(Dataset):
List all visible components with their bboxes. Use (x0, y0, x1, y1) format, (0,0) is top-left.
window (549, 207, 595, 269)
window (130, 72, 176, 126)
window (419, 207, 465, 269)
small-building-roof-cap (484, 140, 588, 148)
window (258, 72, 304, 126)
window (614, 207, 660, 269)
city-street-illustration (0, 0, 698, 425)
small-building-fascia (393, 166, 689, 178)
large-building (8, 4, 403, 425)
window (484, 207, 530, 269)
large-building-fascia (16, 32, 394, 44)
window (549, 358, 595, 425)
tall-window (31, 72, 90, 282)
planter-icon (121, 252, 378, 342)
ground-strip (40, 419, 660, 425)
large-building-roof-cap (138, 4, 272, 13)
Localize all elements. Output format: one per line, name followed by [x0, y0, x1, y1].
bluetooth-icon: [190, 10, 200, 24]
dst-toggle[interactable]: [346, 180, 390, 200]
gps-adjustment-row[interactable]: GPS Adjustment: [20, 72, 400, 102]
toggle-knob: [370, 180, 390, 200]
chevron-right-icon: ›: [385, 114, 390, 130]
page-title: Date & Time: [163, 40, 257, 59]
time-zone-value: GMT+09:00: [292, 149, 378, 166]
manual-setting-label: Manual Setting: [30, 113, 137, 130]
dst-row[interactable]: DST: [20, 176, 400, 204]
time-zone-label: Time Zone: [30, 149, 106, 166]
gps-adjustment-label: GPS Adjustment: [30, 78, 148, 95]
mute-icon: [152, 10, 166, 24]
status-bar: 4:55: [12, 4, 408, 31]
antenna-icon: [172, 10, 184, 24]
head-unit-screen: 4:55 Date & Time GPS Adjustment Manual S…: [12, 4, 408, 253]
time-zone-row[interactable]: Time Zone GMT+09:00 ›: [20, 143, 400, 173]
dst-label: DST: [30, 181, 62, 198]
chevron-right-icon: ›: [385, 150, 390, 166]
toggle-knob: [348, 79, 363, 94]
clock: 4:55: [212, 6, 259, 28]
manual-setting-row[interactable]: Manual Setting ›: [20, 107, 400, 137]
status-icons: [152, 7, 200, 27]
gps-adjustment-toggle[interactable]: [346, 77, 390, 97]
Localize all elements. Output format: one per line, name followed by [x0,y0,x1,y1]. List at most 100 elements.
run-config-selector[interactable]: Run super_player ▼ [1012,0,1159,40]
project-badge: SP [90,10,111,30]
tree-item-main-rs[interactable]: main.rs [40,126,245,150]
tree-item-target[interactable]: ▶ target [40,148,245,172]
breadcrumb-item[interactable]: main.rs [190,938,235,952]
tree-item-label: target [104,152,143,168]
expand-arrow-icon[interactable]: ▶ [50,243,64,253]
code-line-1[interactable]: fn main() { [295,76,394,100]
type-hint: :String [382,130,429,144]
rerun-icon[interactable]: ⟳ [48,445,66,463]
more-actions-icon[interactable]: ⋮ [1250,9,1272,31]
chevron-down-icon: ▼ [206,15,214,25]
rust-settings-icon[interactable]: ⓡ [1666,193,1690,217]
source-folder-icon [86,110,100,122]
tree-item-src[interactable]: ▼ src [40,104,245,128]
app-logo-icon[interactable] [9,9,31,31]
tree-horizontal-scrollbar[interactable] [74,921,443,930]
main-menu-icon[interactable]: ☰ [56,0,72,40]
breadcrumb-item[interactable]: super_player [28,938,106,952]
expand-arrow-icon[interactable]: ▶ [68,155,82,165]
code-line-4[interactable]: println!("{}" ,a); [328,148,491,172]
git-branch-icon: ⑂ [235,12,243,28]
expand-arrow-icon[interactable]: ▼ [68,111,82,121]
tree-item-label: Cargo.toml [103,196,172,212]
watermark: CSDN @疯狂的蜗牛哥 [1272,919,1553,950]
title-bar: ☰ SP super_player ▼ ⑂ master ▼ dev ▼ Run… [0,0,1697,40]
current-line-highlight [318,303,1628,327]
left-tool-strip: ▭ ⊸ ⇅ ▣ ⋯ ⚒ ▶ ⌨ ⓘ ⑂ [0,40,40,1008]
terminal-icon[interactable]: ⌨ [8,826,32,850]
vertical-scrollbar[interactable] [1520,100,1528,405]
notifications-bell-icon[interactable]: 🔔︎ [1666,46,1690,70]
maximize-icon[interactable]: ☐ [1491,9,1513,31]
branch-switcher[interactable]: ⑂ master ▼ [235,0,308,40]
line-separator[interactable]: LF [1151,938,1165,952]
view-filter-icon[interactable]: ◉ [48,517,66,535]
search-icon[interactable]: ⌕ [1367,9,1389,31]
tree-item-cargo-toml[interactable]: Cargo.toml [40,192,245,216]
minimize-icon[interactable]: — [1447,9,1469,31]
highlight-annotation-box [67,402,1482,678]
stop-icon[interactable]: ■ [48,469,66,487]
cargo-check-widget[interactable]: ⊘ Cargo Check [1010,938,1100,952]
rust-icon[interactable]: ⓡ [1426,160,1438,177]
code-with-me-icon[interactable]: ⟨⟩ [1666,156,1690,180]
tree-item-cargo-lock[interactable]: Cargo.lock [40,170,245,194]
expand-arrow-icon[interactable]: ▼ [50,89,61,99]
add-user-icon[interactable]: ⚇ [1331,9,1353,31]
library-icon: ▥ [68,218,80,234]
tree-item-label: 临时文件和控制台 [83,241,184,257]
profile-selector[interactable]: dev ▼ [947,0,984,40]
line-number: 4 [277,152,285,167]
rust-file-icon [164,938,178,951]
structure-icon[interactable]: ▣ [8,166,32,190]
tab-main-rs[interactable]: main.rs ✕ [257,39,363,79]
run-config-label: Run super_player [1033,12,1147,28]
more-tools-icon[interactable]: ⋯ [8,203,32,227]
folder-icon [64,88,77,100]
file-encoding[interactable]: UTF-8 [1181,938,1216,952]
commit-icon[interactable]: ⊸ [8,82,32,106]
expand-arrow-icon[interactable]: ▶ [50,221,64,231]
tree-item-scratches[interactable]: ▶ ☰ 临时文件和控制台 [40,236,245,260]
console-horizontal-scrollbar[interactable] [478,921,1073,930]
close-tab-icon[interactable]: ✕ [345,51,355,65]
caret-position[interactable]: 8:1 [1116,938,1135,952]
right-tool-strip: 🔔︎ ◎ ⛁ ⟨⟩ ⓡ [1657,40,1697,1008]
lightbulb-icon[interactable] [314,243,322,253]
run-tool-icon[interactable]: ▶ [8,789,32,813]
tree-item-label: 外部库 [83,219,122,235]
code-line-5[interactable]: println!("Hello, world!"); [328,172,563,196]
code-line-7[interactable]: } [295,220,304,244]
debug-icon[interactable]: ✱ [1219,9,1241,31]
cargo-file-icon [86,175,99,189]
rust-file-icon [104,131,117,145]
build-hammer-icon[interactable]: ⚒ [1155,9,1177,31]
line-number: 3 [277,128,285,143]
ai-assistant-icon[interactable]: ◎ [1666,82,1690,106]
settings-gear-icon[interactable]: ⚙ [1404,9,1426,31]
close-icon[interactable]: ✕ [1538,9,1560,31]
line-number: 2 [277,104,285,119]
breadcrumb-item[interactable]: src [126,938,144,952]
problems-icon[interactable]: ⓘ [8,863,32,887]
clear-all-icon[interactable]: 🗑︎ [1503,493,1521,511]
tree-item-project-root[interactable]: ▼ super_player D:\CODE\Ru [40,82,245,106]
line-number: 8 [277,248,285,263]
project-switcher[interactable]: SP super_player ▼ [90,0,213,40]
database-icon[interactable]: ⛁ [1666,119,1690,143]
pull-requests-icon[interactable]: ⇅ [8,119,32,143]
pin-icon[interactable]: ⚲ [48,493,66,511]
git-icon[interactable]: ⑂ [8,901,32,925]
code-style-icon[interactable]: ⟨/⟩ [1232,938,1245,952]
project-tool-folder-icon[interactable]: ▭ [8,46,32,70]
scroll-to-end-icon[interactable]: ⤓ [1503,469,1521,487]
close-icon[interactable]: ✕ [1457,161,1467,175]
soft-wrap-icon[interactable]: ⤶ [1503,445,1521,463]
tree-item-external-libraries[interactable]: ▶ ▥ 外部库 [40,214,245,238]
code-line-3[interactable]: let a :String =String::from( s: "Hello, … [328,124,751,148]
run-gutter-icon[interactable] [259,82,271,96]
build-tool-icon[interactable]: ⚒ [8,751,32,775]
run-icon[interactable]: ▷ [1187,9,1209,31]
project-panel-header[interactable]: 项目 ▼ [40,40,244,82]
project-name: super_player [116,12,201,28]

(Exercise objective): Reproduce the data verbatim, starting with its very first line and ending with the line that contains "planter-icon (121, 252, 378, 342)", including both of those lines.

(Worked solution):
List all visible components with their bboxes. Use (x0, y0, x1, y1) format, (0,0) is top-left.
window (549, 207, 595, 269)
window (130, 72, 176, 126)
window (419, 207, 465, 269)
small-building-roof-cap (484, 140, 588, 148)
window (258, 72, 304, 126)
window (614, 207, 660, 269)
city-street-illustration (0, 0, 698, 425)
small-building-fascia (393, 166, 689, 178)
large-building (8, 4, 403, 425)
window (484, 207, 530, 269)
large-building-fascia (16, 32, 394, 44)
window (549, 358, 595, 425)
tall-window (31, 72, 90, 282)
planter-icon (121, 252, 378, 342)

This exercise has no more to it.